Your instructions: Without the pictures, set down the records below word for word.

Source records
━━━━━━━━━━━━━━━━━━━━

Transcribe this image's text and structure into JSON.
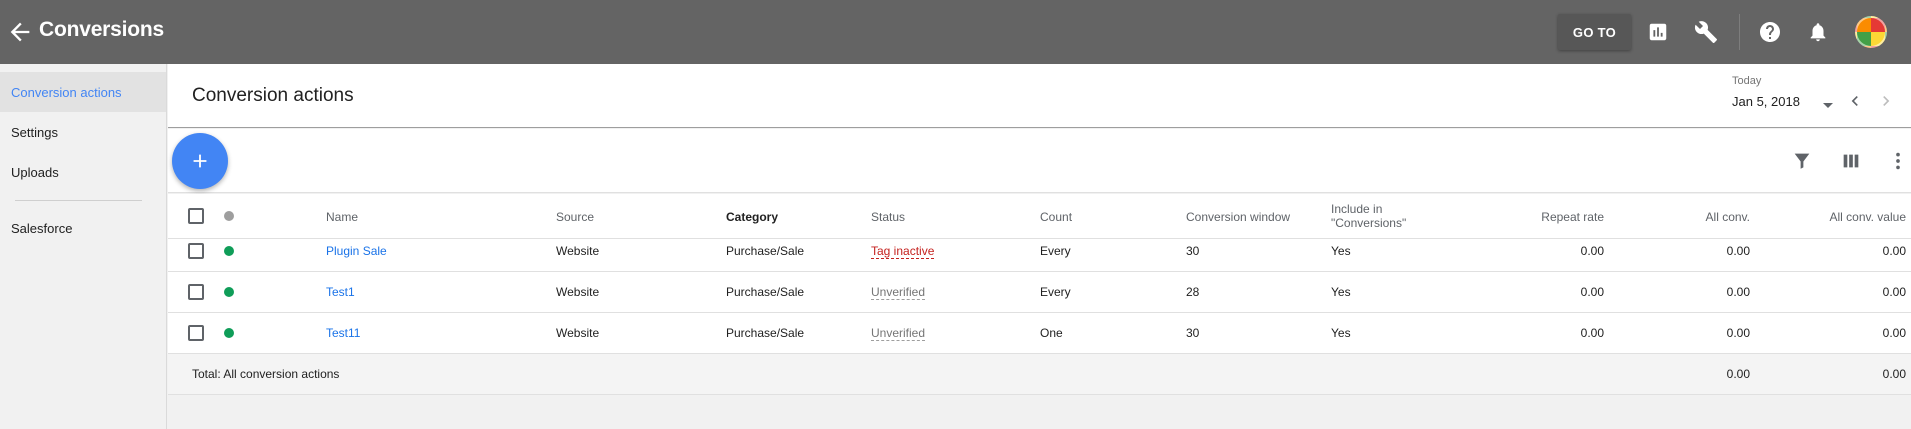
{
  "topbar": {
    "title": "Conversions",
    "goto_label": "GO TO",
    "icons": [
      "back-arrow-icon",
      "reports-icon",
      "tools-wrench-icon",
      "help-icon",
      "notifications-bell-icon"
    ]
  },
  "sidebar": {
    "items": [
      {
        "label": "Conversion actions",
        "active": true
      },
      {
        "label": "Settings"
      },
      {
        "label": "Uploads"
      },
      {
        "label": "Salesforce"
      }
    ]
  },
  "header": {
    "title": "Conversion actions",
    "date_label": "Today",
    "date_value": "Jan 5, 2018"
  },
  "table": {
    "columns": {
      "name": "Name",
      "source": "Source",
      "category": "Category",
      "status": "Status",
      "count": "Count",
      "window": "Conversion window",
      "include_line1": "Include in",
      "include_line2": "\"Conversions\"",
      "repeat": "Repeat rate",
      "all_conv": "All conv.",
      "all_value": "All conv. value"
    },
    "rows": [
      {
        "name": "Plugin Sale",
        "source": "Website",
        "category": "Purchase/Sale",
        "status": "Tag inactive",
        "count": "Every",
        "window": "30",
        "include": "Yes",
        "repeat": "0.00",
        "all_conv": "0.00",
        "all_value": "0.00"
      },
      {
        "name": "Test1",
        "source": "Website",
        "category": "Purchase/Sale",
        "status": "Unverified",
        "count": "Every",
        "window": "28",
        "include": "Yes",
        "repeat": "0.00",
        "all_conv": "0.00",
        "all_value": "0.00"
      },
      {
        "name": "Test11",
        "source": "Website",
        "category": "Purchase/Sale",
        "status": "Unverified",
        "count": "One",
        "window": "30",
        "include": "Yes",
        "repeat": "0.00",
        "all_conv": "0.00",
        "all_value": "0.00"
      }
    ],
    "total": {
      "label": "Total: All conversion actions",
      "all_conv": "0.00",
      "all_value": "0.00"
    }
  },
  "colors": {
    "topbar": "#646464",
    "accent_blue": "#4285f4",
    "status_green": "#0f9d58",
    "status_grey": "#9e9e9e",
    "inactive_red": "#c5221f"
  }
}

━━━━━━━━━━━━━━━━━━━━

Answer to the exercise:
Transcribe this image's text and structure into JSON.
{
  "topbar": {
    "title": "Conversions",
    "goto_label": "GO TO",
    "icons": [
      "back-arrow-icon",
      "reports-icon",
      "tools-wrench-icon",
      "help-icon",
      "notifications-bell-icon"
    ]
  },
  "sidebar": {
    "items": [
      {
        "label": "Conversion actions",
        "active": true
      },
      {
        "label": "Settings"
      },
      {
        "label": "Uploads"
      },
      {
        "label": "Salesforce"
      }
    ]
  },
  "header": {
    "title": "Conversion actions",
    "date_label": "Today",
    "date_value": "Jan 5, 2018"
  },
  "table": {
    "columns": {
      "name": "Name",
      "source": "Source",
      "category": "Category",
      "status": "Status",
      "count": "Count",
      "window": "Conversion window",
      "include_line1": "Include in",
      "include_line2": "\"Conversions\"",
      "repeat": "Repeat rate",
      "all_conv": "All conv.",
      "all_value": "All conv. value"
    },
    "rows": [
      {
        "name": "Plugin Sale",
        "source": "Website",
        "category": "Purchase/Sale",
        "status": "Tag inactive",
        "count": "Every",
        "window": "30",
        "include": "Yes",
        "repeat": "0.00",
        "all_conv": "0.00",
        "all_value": "0.00"
      },
      {
        "name": "Test1",
        "source": "Website",
        "category": "Purchase/Sale",
        "status": "Unverified",
        "count": "Every",
        "window": "28",
        "include": "Yes",
        "repeat": "0.00",
        "all_conv": "0.00",
        "all_value": "0.00"
      },
      {
        "name": "Test11",
        "source": "Website",
        "category": "Purchase/Sale",
        "status": "Unverified",
        "count": "One",
        "window": "30",
        "include": "Yes",
        "repeat": "0.00",
        "all_conv": "0.00",
        "all_value": "0.00"
      }
    ],
    "total": {
      "label": "Total: All conversion actions",
      "all_conv": "0.00",
      "all_value": "0.00"
    }
  },
  "colors": {
    "topbar": "#646464",
    "accent_blue": "#4285f4",
    "status_green": "#0f9d58",
    "status_grey": "#9e9e9e",
    "inactive_red": "#c5221f"
  }
}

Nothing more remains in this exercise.